======== Provided entries ========

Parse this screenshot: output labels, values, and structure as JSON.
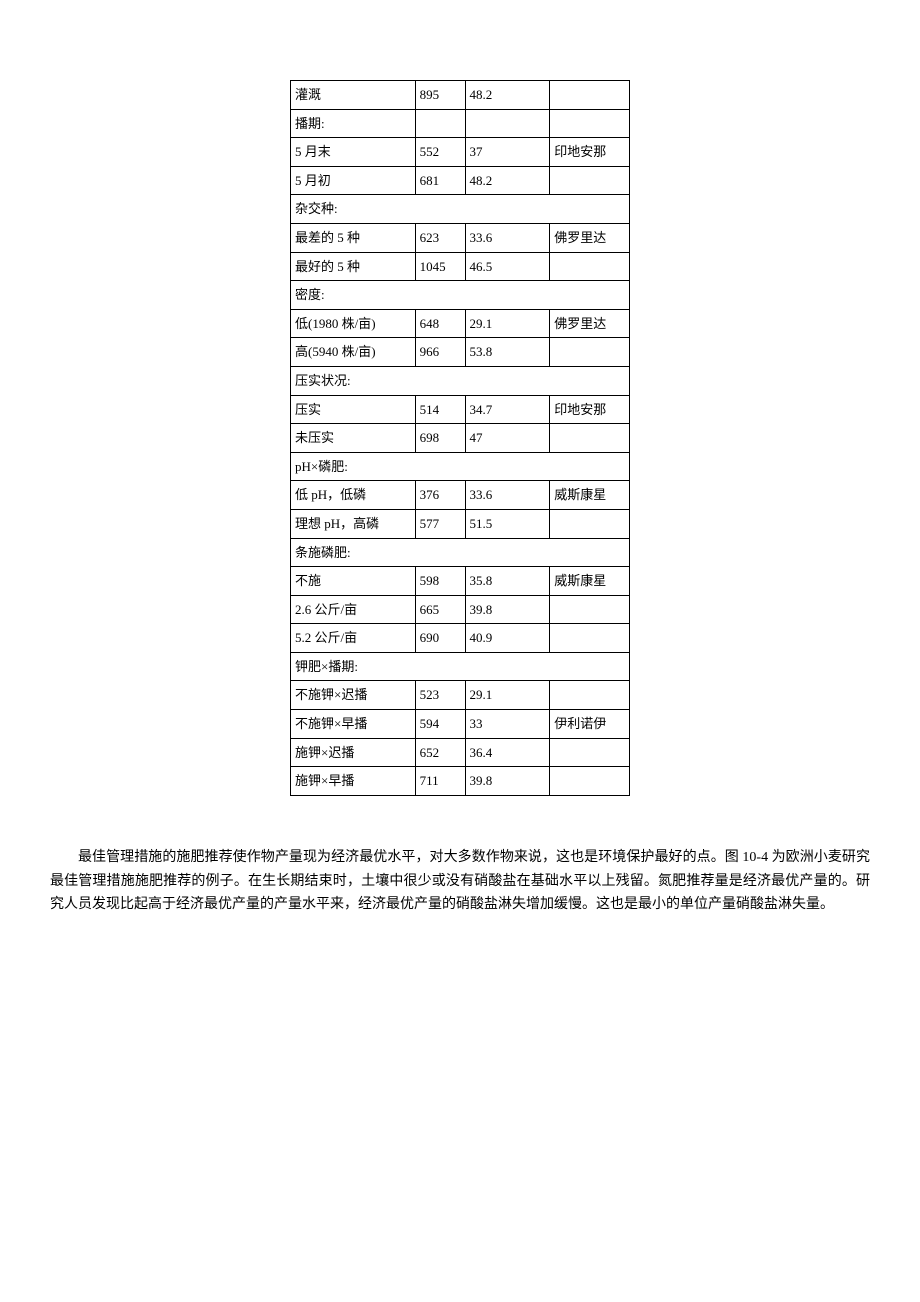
{
  "table": {
    "border_color": "#000000",
    "background_color": "#ffffff",
    "font_size": 13,
    "rows": [
      {
        "type": "data",
        "cells": [
          "灌溉",
          "895",
          "48.2",
          ""
        ]
      },
      {
        "type": "data",
        "cells": [
          "播期:",
          "",
          "",
          ""
        ]
      },
      {
        "type": "data",
        "cells": [
          "5 月末",
          "552",
          "37",
          "印地安那"
        ]
      },
      {
        "type": "data",
        "cells": [
          "5 月初",
          "681",
          "48.2",
          ""
        ]
      },
      {
        "type": "header",
        "cells": [
          "杂交种:"
        ]
      },
      {
        "type": "data",
        "cells": [
          "最差的 5 种",
          "623",
          "33.6",
          "佛罗里达"
        ]
      },
      {
        "type": "data",
        "cells": [
          "最好的 5 种",
          "1045",
          "46.5",
          ""
        ]
      },
      {
        "type": "header",
        "cells": [
          "密度:"
        ]
      },
      {
        "type": "data",
        "cells": [
          "低(1980 株/亩)",
          "648",
          "29.1",
          "佛罗里达"
        ]
      },
      {
        "type": "data",
        "cells": [
          "高(5940 株/亩)",
          "966",
          "53.8",
          ""
        ]
      },
      {
        "type": "header",
        "cells": [
          "压实状况:"
        ]
      },
      {
        "type": "data",
        "cells": [
          "压实",
          "514",
          "34.7",
          "印地安那"
        ]
      },
      {
        "type": "data",
        "cells": [
          "未压实",
          "698",
          "47",
          ""
        ]
      },
      {
        "type": "header",
        "cells": [
          "pH×磷肥:"
        ]
      },
      {
        "type": "data",
        "cells": [
          "低 pH，低磷",
          "376",
          "33.6",
          "威斯康星"
        ]
      },
      {
        "type": "data",
        "cells": [
          "理想 pH，高磷",
          "577",
          "51.5",
          ""
        ]
      },
      {
        "type": "header",
        "cells": [
          "条施磷肥:"
        ]
      },
      {
        "type": "data",
        "cells": [
          "不施",
          "598",
          "35.8",
          "威斯康星"
        ]
      },
      {
        "type": "data",
        "cells": [
          "2.6 公斤/亩",
          "665",
          "39.8",
          ""
        ]
      },
      {
        "type": "data",
        "cells": [
          "5.2 公斤/亩",
          "690",
          "40.9",
          ""
        ]
      },
      {
        "type": "header",
        "cells": [
          "钾肥×播期:"
        ]
      },
      {
        "type": "data",
        "cells": [
          "不施钾×迟播",
          "523",
          "29.1",
          ""
        ]
      },
      {
        "type": "data",
        "cells": [
          "不施钾×早播",
          "594",
          "33",
          "伊利诺伊"
        ]
      },
      {
        "type": "data",
        "cells": [
          "施钾×迟播",
          "652",
          "36.4",
          ""
        ]
      },
      {
        "type": "data",
        "cells": [
          "施钾×早播",
          "711",
          "39.8",
          ""
        ]
      }
    ]
  },
  "paragraph": {
    "text": "最佳管理措施的施肥推荐使作物产量现为经济最优水平，对大多数作物来说，这也是环境保护最好的点。图 10-4 为欧洲小麦研究最佳管理措施施肥推荐的例子。在生长期结束时，土壤中很少或没有硝酸盐在基础水平以上残留。氮肥推荐量是经济最优产量的。研究人员发现比起高于经济最优产量的产量水平来，经济最优产量的硝酸盐淋失增加缓慢。这也是最小的单位产量硝酸盐淋失量。",
    "font_size": 14,
    "line_height": 1.7
  }
}
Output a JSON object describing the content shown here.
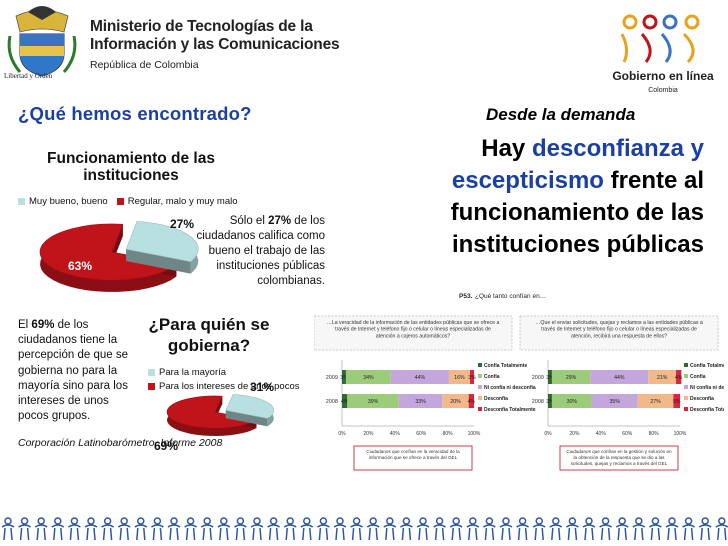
{
  "header": {
    "ministry_line1": "Ministerio de Tecnologías de la",
    "ministry_line2": "Información y las Comunicaciones",
    "republic": "República de Colombia",
    "crest_caption": "Libertad y Orden",
    "gel_logo_text": "Gobierno en línea",
    "gel_logo_sub": "Colombia"
  },
  "left": {
    "question_title": "¿Qué hemos encontrado?"
  },
  "right": {
    "demand_label": "Desde la demanda",
    "statement_part1": "Hay ",
    "statement_highlight": "desconfianza y escepticismo",
    "statement_part2": " frente al funcionamiento de las instituciones públicas"
  },
  "chart1": {
    "title_line1": "Funcionamiento  de las",
    "title_line2": "instituciones",
    "legend": [
      "Muy bueno, bueno",
      "Regular, malo y muy malo"
    ],
    "note_pre": "Sólo el ",
    "note_bold": "27%",
    "note_post": " de los ciudadanos califica como bueno el trabajo de las instituciones públicas colombianas."
  },
  "chart2": {
    "left_pre": "El ",
    "left_bold": "69%",
    "left_post": " de los ciudadanos tiene la percepción de que se gobierna no para la mayoría sino para los intereses de unos pocos grupos.",
    "title_line1": "¿Para quién se",
    "title_line2": "gobierna?",
    "legend": [
      "Para la mayoría",
      "Para los intereses de unos pocos"
    ]
  },
  "source": "Corporación Latinobarómetro. Informe 2008",
  "survey": {
    "title_code": "P53.",
    "title_text": "¿Qué tanto confían en…",
    "left_question": "…La veracidad de la información de las entidades públicas que se ofrece a través  de Internet y teléfono fijo o celular o líneas especializadas de atención a  cajeros automáticos?",
    "right_question": "…Que el enviar solicitudes, quejas y reclamos a las entidades públicas a través de Internet y teléfono fijo o celular o líneas especializadas de atención, recibirá una respuesta de ellos?",
    "years": [
      "2009",
      "2008"
    ],
    "legend": [
      "Confía Totalmente",
      "Confía",
      "Ni confía ni desconfía",
      "Desconfía",
      "Desconfía Totalmente"
    ],
    "axis_ticks": [
      "0%",
      "20%",
      "40%",
      "60%",
      "80%",
      "100%"
    ],
    "left_caption": "Ciudadanos que confían en la veracidad de la información que se ofrece a través del GEL",
    "right_caption": "Ciudadanos que confían en la gestión y solución en la obtención de la respuesta que se dio a las solicitudes, quejas y reclamos a través del GEL"
  },
  "chart_data": [
    {
      "type": "pie",
      "title": "Funcionamiento  de las instituciones",
      "categories": [
        "Muy bueno, bueno",
        "Regular, malo y muy malo"
      ],
      "values": [
        27,
        63
      ],
      "labels": [
        "27%",
        "63%"
      ],
      "colors": [
        "#b9e0e0",
        "#c0131a"
      ],
      "legend": "top"
    },
    {
      "type": "pie",
      "title": "¿Para quién se gobierna?",
      "categories": [
        "Para la mayoría",
        "Para los intereses de unos pocos"
      ],
      "values": [
        31,
        69
      ],
      "labels": [
        "31%",
        "69%"
      ],
      "colors": [
        "#b9e0e0",
        "#c0131a"
      ],
      "legend": "top"
    },
    {
      "type": "bar",
      "title": "¿Qué tanto confían en…",
      "categories": [
        "2009",
        "2008"
      ],
      "series": [
        {
          "name": "Confía Totalmente",
          "values": [
            3,
            4
          ]
        },
        {
          "name": "Confía",
          "values": [
            34,
            39
          ]
        },
        {
          "name": "Ni confía ni desconfía",
          "values": [
            44,
            33
          ]
        },
        {
          "name": "Desconfía",
          "values": [
            16,
            20
          ]
        },
        {
          "name": "Desconfía Totalmente",
          "values": [
            3,
            4
          ]
        }
      ],
      "value_labels": [
        [
          "3%",
          "34%",
          "44%",
          "16%",
          "3%"
        ],
        [
          "4%",
          "39%",
          "33%",
          "20%",
          "4%"
        ]
      ],
      "colors": [
        "#2e6b2e",
        "#9ccc7a",
        "#c3a7dc",
        "#f1b98a",
        "#d9263c"
      ],
      "xlim": [
        0,
        100
      ],
      "legend": "right"
    },
    {
      "type": "bar",
      "title": "¿Qué tanto confían en…",
      "categories": [
        "2009",
        "2008"
      ],
      "series": [
        {
          "name": "Confía Totalmente",
          "values": [
            3,
            3
          ]
        },
        {
          "name": "Confía",
          "values": [
            29,
            30
          ]
        },
        {
          "name": "Ni confía ni desconfía",
          "values": [
            44,
            35
          ]
        },
        {
          "name": "Desconfía",
          "values": [
            21,
            27
          ]
        },
        {
          "name": "Desconfía Totalmente",
          "values": [
            4,
            5
          ]
        }
      ],
      "value_labels": [
        [
          "3%",
          "29%",
          "44%",
          "21%",
          "4%"
        ],
        [
          "3%",
          "30%",
          "35%",
          "27%",
          "5%"
        ]
      ],
      "colors": [
        "#2e6b2e",
        "#9ccc7a",
        "#c3a7dc",
        "#f1b98a",
        "#d9263c"
      ],
      "xlim": [
        0,
        100
      ],
      "legend": "right"
    }
  ],
  "colors": {
    "accent_blue": "#1a3fa6",
    "red": "#c0131a",
    "teal": "#b9e0e0",
    "footer_blue": "#2a57a6"
  }
}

========

→ Instruction
Which lines in the listing above hold the word "reclamos"? Show each of them.

→ Exercise response
    "right_question": "…Que el enviar solicitudes, quejas y reclamos a las entidades públicas a través de Internet y teléfono fijo o celular o líneas especializadas de atención, recibirá una respuesta de ellos?",
    "right_caption": "Ciudadanos que confían en la gestión y solución en la obtención de la respuesta que se dio a las solicitudes, quejas y reclamos a través del GEL"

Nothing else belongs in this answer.